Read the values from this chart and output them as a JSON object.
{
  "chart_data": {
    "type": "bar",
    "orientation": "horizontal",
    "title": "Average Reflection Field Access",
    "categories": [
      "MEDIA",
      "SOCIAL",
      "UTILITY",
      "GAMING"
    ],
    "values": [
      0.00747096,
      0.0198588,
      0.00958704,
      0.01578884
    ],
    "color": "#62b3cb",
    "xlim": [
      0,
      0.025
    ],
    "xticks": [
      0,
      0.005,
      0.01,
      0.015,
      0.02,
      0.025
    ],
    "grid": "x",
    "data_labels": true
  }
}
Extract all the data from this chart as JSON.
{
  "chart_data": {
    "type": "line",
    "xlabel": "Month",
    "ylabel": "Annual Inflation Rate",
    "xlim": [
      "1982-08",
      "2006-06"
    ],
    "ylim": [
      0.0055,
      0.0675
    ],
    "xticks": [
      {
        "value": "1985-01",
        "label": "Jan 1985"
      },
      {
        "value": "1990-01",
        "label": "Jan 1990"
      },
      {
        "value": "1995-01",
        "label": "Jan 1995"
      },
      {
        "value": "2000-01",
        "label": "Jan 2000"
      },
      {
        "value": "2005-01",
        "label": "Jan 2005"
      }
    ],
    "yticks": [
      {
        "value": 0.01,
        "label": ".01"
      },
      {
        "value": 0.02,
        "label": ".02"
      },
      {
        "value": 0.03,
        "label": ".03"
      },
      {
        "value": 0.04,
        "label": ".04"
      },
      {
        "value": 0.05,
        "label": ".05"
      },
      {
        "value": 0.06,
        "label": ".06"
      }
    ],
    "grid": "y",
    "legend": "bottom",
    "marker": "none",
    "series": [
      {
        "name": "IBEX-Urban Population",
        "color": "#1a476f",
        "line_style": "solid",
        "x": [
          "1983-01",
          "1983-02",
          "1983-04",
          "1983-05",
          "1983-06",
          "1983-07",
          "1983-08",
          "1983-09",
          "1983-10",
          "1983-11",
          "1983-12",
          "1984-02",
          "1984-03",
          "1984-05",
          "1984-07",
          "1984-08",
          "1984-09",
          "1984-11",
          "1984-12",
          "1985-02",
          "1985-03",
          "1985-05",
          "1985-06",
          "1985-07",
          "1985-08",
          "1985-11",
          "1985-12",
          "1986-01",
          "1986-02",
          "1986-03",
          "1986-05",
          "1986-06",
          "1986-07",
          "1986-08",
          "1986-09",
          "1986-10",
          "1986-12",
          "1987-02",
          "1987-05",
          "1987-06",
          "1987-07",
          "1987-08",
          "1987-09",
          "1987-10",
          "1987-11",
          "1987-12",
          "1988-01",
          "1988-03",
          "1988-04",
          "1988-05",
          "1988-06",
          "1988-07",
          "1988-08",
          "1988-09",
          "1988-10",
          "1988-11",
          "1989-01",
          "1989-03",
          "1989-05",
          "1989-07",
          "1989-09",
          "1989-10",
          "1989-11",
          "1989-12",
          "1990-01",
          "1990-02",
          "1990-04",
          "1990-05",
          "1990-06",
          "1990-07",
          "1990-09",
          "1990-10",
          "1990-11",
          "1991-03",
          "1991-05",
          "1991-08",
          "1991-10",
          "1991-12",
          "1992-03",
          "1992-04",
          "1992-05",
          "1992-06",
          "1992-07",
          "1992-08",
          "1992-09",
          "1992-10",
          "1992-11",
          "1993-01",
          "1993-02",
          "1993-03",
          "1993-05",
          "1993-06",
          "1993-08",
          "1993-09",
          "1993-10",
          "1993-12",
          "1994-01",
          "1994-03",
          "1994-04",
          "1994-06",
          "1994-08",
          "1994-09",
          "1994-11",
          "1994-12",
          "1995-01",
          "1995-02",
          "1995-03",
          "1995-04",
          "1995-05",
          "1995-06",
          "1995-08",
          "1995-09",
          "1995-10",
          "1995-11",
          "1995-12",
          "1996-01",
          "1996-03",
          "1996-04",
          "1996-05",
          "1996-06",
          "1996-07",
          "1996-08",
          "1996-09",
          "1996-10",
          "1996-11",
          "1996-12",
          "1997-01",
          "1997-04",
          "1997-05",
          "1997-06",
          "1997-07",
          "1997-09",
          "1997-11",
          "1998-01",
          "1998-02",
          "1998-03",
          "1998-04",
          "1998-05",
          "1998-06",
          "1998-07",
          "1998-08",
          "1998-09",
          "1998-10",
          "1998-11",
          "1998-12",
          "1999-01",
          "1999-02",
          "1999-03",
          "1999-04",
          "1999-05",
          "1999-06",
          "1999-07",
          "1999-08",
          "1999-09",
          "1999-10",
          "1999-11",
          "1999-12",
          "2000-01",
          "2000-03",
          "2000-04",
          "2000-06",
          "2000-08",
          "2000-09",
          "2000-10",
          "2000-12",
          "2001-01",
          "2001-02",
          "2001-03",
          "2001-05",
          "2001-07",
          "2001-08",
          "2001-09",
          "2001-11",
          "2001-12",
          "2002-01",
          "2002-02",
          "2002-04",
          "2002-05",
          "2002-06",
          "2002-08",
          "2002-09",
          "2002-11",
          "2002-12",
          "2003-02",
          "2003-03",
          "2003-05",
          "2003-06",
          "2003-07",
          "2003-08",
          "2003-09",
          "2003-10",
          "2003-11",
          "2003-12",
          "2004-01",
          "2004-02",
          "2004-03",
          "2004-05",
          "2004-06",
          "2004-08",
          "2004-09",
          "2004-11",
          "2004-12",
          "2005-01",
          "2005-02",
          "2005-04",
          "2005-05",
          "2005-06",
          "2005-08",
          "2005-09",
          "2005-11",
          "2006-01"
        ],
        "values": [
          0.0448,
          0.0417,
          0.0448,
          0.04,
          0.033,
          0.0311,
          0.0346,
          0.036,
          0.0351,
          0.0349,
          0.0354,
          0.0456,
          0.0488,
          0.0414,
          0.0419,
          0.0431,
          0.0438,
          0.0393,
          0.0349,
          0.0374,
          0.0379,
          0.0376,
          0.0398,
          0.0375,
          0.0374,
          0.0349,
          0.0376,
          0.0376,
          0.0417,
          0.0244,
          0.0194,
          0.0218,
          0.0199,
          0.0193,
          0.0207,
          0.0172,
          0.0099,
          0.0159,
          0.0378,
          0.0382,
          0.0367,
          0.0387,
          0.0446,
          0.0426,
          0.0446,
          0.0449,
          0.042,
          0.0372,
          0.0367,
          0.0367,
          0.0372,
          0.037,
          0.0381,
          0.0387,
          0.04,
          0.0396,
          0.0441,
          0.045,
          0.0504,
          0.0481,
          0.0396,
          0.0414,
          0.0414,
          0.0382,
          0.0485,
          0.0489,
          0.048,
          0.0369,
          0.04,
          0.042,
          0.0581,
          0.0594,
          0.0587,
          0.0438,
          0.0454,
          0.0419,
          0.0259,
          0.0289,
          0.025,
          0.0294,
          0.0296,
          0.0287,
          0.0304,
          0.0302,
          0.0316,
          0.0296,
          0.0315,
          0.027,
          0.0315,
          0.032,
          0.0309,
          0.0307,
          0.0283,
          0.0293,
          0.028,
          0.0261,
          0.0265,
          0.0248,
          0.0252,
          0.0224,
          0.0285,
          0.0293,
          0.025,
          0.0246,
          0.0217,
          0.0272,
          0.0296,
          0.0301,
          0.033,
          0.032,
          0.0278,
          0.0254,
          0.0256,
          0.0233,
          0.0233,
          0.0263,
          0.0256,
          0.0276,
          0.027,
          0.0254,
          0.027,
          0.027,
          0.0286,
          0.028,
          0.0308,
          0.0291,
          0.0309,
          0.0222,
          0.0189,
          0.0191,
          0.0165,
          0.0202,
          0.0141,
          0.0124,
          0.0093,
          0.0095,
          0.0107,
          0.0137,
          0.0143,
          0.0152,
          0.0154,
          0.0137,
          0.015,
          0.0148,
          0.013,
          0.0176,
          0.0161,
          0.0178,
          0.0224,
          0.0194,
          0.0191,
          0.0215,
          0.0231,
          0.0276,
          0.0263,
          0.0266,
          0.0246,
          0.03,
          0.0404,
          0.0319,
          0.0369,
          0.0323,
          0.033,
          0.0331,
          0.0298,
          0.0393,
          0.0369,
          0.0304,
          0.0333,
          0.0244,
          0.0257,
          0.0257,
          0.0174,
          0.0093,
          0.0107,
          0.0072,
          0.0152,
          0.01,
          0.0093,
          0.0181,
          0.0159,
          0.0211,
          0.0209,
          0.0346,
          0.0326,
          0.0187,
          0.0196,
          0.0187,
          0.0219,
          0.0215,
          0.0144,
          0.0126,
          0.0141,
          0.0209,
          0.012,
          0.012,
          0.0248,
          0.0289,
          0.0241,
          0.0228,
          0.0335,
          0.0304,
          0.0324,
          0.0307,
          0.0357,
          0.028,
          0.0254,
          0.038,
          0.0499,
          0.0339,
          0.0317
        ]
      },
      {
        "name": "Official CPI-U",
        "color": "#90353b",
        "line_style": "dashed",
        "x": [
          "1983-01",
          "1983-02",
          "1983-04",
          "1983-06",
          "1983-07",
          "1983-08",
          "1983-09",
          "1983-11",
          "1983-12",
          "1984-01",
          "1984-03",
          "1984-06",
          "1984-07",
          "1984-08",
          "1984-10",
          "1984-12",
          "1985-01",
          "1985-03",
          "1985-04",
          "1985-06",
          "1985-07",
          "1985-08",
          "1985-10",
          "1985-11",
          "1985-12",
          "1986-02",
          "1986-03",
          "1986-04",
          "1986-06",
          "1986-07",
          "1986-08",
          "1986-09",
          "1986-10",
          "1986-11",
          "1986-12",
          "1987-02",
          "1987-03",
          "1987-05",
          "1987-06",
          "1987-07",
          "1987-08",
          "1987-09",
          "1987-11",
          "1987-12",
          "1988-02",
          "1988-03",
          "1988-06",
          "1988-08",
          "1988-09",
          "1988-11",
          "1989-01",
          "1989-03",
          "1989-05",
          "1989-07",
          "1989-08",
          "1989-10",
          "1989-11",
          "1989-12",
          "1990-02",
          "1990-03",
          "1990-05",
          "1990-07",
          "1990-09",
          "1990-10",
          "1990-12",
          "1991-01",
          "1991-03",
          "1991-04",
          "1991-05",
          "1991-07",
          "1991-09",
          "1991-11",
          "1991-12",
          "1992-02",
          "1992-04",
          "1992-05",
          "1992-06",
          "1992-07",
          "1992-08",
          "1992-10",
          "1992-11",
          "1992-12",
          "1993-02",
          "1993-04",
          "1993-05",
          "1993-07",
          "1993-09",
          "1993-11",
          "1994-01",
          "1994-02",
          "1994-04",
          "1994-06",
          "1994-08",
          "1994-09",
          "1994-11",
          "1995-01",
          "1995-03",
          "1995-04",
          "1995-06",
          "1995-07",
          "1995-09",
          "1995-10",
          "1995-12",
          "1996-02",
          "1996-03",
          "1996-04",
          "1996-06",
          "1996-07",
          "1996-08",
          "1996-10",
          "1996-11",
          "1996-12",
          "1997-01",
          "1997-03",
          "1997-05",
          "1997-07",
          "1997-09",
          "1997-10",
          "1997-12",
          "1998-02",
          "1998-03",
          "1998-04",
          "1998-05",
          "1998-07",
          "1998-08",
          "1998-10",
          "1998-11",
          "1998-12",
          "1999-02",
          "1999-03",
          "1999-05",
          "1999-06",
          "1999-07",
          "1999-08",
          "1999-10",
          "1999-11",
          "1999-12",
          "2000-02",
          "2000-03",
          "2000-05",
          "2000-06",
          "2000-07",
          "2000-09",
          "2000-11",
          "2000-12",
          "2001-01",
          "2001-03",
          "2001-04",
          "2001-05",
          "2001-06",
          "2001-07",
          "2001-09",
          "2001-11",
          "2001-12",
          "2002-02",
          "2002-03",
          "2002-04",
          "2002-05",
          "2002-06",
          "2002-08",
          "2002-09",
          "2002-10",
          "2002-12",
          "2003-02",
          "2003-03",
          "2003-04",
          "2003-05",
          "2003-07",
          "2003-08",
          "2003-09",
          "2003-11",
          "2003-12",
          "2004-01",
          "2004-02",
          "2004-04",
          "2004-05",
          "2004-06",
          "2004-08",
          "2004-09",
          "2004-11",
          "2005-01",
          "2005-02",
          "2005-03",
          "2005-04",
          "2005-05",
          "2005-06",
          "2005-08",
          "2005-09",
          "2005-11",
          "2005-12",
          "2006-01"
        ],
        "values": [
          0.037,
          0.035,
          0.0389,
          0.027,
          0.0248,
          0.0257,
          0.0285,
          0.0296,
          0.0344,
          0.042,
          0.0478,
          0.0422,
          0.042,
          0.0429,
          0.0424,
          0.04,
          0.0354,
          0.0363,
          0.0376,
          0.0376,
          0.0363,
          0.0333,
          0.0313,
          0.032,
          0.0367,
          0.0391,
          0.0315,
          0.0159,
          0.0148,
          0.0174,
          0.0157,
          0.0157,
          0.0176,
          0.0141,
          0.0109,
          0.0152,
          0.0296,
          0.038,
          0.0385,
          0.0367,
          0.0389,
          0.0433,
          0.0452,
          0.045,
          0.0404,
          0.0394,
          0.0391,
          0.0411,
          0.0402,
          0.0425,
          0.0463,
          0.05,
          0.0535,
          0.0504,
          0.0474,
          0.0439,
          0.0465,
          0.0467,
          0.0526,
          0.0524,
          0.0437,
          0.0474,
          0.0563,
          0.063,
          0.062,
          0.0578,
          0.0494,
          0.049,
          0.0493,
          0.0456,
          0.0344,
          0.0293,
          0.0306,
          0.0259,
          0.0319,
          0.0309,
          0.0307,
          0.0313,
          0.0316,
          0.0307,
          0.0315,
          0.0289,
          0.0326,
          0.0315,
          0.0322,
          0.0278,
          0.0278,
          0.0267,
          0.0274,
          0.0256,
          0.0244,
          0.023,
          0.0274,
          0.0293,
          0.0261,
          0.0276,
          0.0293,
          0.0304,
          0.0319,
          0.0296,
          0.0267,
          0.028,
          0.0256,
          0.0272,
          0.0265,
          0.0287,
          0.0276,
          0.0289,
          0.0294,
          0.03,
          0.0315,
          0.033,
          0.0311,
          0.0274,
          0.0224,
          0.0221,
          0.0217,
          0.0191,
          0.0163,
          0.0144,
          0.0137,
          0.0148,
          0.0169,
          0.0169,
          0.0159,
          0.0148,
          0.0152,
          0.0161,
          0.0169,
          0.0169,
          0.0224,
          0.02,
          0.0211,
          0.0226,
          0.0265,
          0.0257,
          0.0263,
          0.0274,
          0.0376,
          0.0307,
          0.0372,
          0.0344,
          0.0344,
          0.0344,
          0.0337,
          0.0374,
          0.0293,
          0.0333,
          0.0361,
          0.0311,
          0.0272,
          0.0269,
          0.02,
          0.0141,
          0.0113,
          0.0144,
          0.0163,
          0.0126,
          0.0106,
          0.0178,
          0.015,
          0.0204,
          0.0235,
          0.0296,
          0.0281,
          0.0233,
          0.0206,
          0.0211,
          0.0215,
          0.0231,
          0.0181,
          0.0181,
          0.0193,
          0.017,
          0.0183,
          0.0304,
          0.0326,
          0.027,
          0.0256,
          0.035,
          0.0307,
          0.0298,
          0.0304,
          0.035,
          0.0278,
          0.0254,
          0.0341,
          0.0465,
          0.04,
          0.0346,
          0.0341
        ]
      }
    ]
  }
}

◇ ◇ ◇ ◇ ◇ ◇ ◇

## What is being asked:
Track down the lines that include the word "from" and copy them.

## The response:
Read the values from this chart and output them as a JSON object.
Extract all the data from this chart as JSON.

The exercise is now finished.